**Problem description**
Reproduce all of the material exactly as shown.

**Data for processing**
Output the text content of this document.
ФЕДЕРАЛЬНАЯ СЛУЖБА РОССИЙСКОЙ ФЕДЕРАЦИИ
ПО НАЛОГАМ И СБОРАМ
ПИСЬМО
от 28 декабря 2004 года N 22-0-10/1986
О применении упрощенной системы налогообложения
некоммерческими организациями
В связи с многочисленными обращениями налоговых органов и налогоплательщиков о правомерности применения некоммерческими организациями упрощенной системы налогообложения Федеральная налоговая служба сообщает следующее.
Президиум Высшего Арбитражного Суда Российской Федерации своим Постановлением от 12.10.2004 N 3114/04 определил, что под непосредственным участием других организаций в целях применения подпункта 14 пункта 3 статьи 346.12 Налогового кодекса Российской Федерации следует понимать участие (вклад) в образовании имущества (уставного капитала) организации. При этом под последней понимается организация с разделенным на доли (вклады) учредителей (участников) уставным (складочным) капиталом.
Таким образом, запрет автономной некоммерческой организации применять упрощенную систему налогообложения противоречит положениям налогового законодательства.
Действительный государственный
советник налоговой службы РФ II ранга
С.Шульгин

**Full output**
Output the text content of this document.
ФЕДЕРАЛЬНАЯ СЛУЖБА РОССИЙСКОЙ ФЕДЕРАЦИИ
ПО НАЛОГАМ И СБОРАМ
ПИСЬМО
от 28 декабря 2004 года N 22-0-10/1986
О применении упрощенной системы налогообложения
некоммерческими организациями
В связи с многочисленными обращениями налоговых органов и налогоплательщиков о правомерности применения некоммерческими организациями упрощенной системы налогообложения Федеральная налоговая служба сообщает следующее.
Президиум Высшего Арбитражного Суда Российской Федерации своим Постановлением от 12.10.2004 N 3114/04 определил, что под непосредственным участием других организаций в целях применения подпункта 14 пункта 3 статьи 346.12 Налогового кодекса Российской Федерации следует понимать участие (вклад) в образовании имущества (уставного капитала) организации. При этом под последней понимается организация с разделенным на доли (вклады) учредителей (участников) уставным (складочным) капиталом.
Таким образом, запрет автономной некоммерческой организации применять упрощенную систему налогообложения противоречит положениям налогового законодательства.
Действительный государственный
советник налоговой службы РФ II ранга
С.Шульгин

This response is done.